[TO DO] Format as a numbered list everything from the line containing "feature-glyph[interactable] — [356, 100, 377, 106]" down to the line containing "feature-glyph[interactable] — [212, 494, 245, 498]", both included, leaving out any blank lines.

───── RECORDS FOR PROCESSING ─────

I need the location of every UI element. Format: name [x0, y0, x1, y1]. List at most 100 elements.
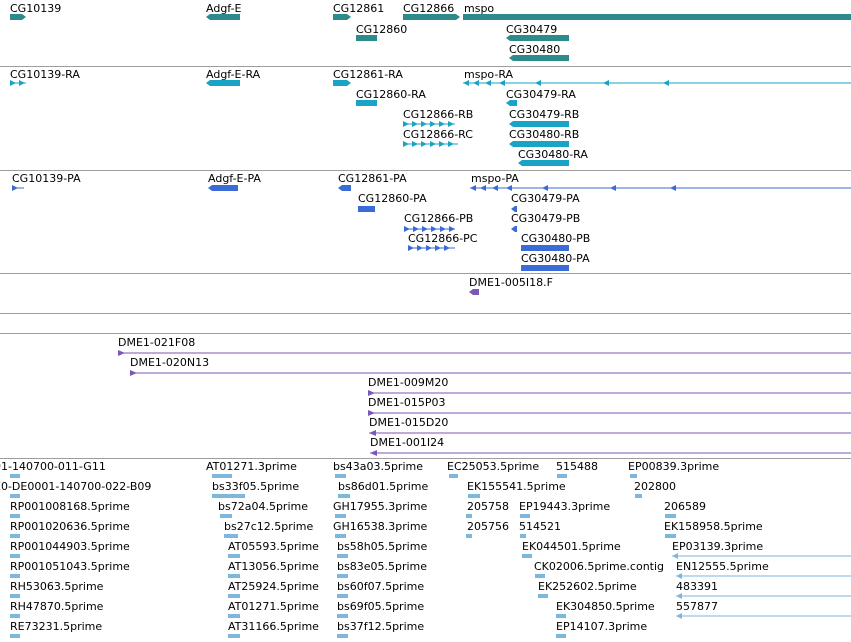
feature-glyph[interactable] — [356, 100, 377, 106]
feature-glyph[interactable] — [522, 554, 532, 558]
feature-glyph-exon[interactable] — [19, 80, 25, 86]
feature-glyph[interactable] — [335, 474, 346, 478]
feature-glyph[interactable] — [228, 634, 240, 638]
feature-label[interactable]: CG12861 — [333, 2, 385, 15]
feature-label[interactable]: CG10139-RA — [10, 68, 80, 81]
feature-label[interactable]: EK158958.5prime — [664, 520, 763, 533]
feature-glyph-exon[interactable] — [422, 226, 428, 232]
feature-glyph-exon[interactable] — [535, 80, 541, 86]
feature-label[interactable]: DME1-015P03 — [368, 396, 446, 409]
feature-glyph-exon[interactable] — [421, 121, 427, 127]
feature-label[interactable]: EP03139.3prime — [672, 540, 764, 553]
feature-glyph-exon[interactable] — [449, 226, 455, 232]
feature-glyph[interactable] — [10, 14, 26, 20]
feature-glyph[interactable] — [538, 594, 548, 598]
feature-glyph-exon[interactable] — [412, 121, 418, 127]
feature-label[interactable]: DME1-020N13 — [130, 356, 210, 369]
feature-label[interactable]: bs86d01.5prime — [338, 480, 429, 493]
feature-glyph[interactable] — [212, 494, 245, 498]
feature-glyph-exon[interactable] — [413, 226, 419, 232]
feature-glyph-exon[interactable] — [439, 141, 445, 147]
feature-glyph[interactable] — [10, 554, 20, 558]
feature-glyph[interactable] — [212, 474, 232, 478]
feature-label[interactable]: EC25053.5prime — [447, 460, 540, 473]
feature-glyph[interactable] — [449, 474, 458, 478]
feature-label[interactable]: Adgf-E-RA — [206, 68, 261, 81]
feature-glyph[interactable] — [506, 100, 517, 106]
feature-glyph[interactable] — [10, 594, 20, 598]
feature-label[interactable]: bs33f05.5prime — [212, 480, 300, 493]
feature-glyph[interactable] — [630, 474, 637, 478]
feature-label[interactable]: AT13056.5prime — [228, 560, 319, 573]
feature-glyph[interactable] — [535, 574, 545, 578]
feature-glyph-end[interactable] — [463, 14, 469, 20]
feature-label[interactable]: bs69f05.5prime — [337, 600, 425, 613]
feature-glyph-exon[interactable] — [435, 245, 441, 251]
feature-glyph[interactable] — [556, 614, 566, 618]
feature-label[interactable]: 514521 — [519, 520, 561, 533]
feature-label[interactable]: Adgf-E — [206, 2, 242, 15]
feature-glyph[interactable] — [468, 494, 480, 498]
feature-label[interactable]: bs72a04.5prime — [218, 500, 308, 513]
feature-label[interactable]: CG30479-RA — [506, 88, 576, 101]
feature-label[interactable]: GH17955.3prime — [333, 500, 428, 513]
feature-label[interactable]: AT31166.5prime — [228, 620, 319, 633]
feature-label[interactable]: GH16538.3prime — [333, 520, 428, 533]
feature-glyph[interactable] — [506, 35, 569, 41]
feature-glyph[interactable] — [10, 474, 20, 478]
feature-glyph[interactable] — [335, 534, 346, 538]
feature-label[interactable]: CG12860-RA — [356, 88, 426, 101]
feature-glyph-exon[interactable] — [421, 141, 427, 147]
feature-label[interactable]: DME1-005I18.F — [469, 276, 553, 289]
feature-glyph-exon[interactable] — [440, 226, 446, 232]
feature-label[interactable]: EN12555.5prime — [676, 560, 769, 573]
feature-glyph-exon[interactable] — [439, 121, 445, 127]
feature-glyph[interactable] — [556, 634, 566, 638]
feature-glyph-exon[interactable] — [431, 226, 437, 232]
feature-glyph[interactable] — [511, 206, 517, 212]
feature-glyph[interactable] — [228, 574, 240, 578]
feature-glyph[interactable] — [10, 494, 20, 498]
feature-glyph[interactable] — [10, 534, 20, 538]
feature-label[interactable]: AT25924.5prime — [228, 580, 319, 593]
feature-glyph[interactable] — [335, 514, 346, 518]
feature-label[interactable]: RE73231.5prime — [10, 620, 103, 633]
feature-label[interactable]: RP001008168.5prime — [10, 500, 130, 513]
feature-label[interactable]: CG30479-PA — [511, 192, 580, 205]
feature-glyph[interactable] — [518, 160, 569, 166]
feature-glyph[interactable] — [10, 574, 20, 578]
feature-label[interactable]: CG30480-RB — [509, 128, 580, 141]
feature-label[interactable]: bs27c12.5prime — [224, 520, 314, 533]
feature-label[interactable]: DME1-021F08 — [118, 336, 196, 349]
feature-label[interactable]: 205756 — [467, 520, 509, 533]
feature-label[interactable]: CG12866 — [403, 2, 455, 15]
feature-glyph-end[interactable] — [369, 430, 376, 436]
feature-glyph[interactable] — [338, 494, 350, 498]
feature-label[interactable]: E0-DE0001-140700-022-B09 — [0, 480, 152, 493]
feature-glyph-end[interactable] — [118, 350, 125, 356]
feature-glyph-exon[interactable] — [499, 80, 505, 86]
feature-glyph[interactable] — [10, 614, 20, 618]
feature-glyph-exon[interactable] — [463, 80, 469, 86]
feature-glyph[interactable] — [356, 35, 377, 41]
feature-label[interactable]: CG30480-PA — [521, 252, 590, 265]
feature-label[interactable]: CG12861-PA — [338, 172, 407, 185]
feature-label[interactable]: RP001020636.5prime — [10, 520, 130, 533]
feature-label[interactable]: RP001044903.5prime — [10, 540, 130, 553]
feature-glyph[interactable] — [521, 265, 569, 271]
feature-label[interactable]: EK155541.5prime — [467, 480, 566, 493]
feature-glyph[interactable] — [358, 206, 375, 212]
feature-glyph[interactable] — [665, 534, 676, 538]
feature-glyph[interactable] — [466, 514, 472, 518]
feature-label[interactable]: mspo-RA — [464, 68, 514, 81]
feature-label[interactable]: DME1-001I24 — [370, 436, 445, 449]
feature-glyph[interactable] — [509, 55, 569, 61]
feature-glyph-exon[interactable] — [610, 185, 616, 191]
feature-label[interactable]: bs60f07.5prime — [337, 580, 425, 593]
feature-label[interactable]: bs58h05.5prime — [337, 540, 428, 553]
feature-glyph[interactable] — [557, 474, 567, 478]
feature-label[interactable]: 205758 — [467, 500, 509, 513]
feature-glyph-exon[interactable] — [663, 80, 669, 86]
feature-glyph-end[interactable] — [368, 410, 375, 416]
feature-label[interactable]: AT01271.5prime — [228, 600, 319, 613]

─────

[RESULT OF THE TASK]
1. feature-glyph[interactable] — [356, 100, 377, 106]
2. feature-glyph[interactable] — [522, 554, 532, 558]
3. feature-glyph-exon[interactable] — [19, 80, 25, 86]
4. feature-glyph[interactable] — [335, 474, 346, 478]
5. feature-glyph[interactable] — [228, 634, 240, 638]
6. feature-label[interactable]: CG12861 — [333, 2, 385, 15]
7. feature-label[interactable]: CG10139-RA — [10, 68, 80, 81]
8. feature-label[interactable]: EK158958.5prime — [664, 520, 763, 533]
9. feature-glyph-exon[interactable] — [422, 226, 428, 232]
10. feature-glyph-exon[interactable] — [535, 80, 541, 86]
11. feature-label[interactable]: DME1-015P03 — [368, 396, 446, 409]
12. feature-glyph-exon[interactable] — [421, 121, 427, 127]
13. feature-label[interactable]: EP03139.3prime — [672, 540, 764, 553]
14. feature-glyph-exon[interactable] — [449, 226, 455, 232]
15. feature-glyph[interactable] — [10, 14, 26, 20]
16. feature-glyph[interactable] — [538, 594, 548, 598]
17. feature-glyph-exon[interactable] — [412, 121, 418, 127]
18. feature-label[interactable]: DME1-020N13 — [130, 356, 210, 369]
19. feature-label[interactable]: bs86d01.5prime — [338, 480, 429, 493]
20. feature-glyph[interactable] — [212, 494, 245, 498]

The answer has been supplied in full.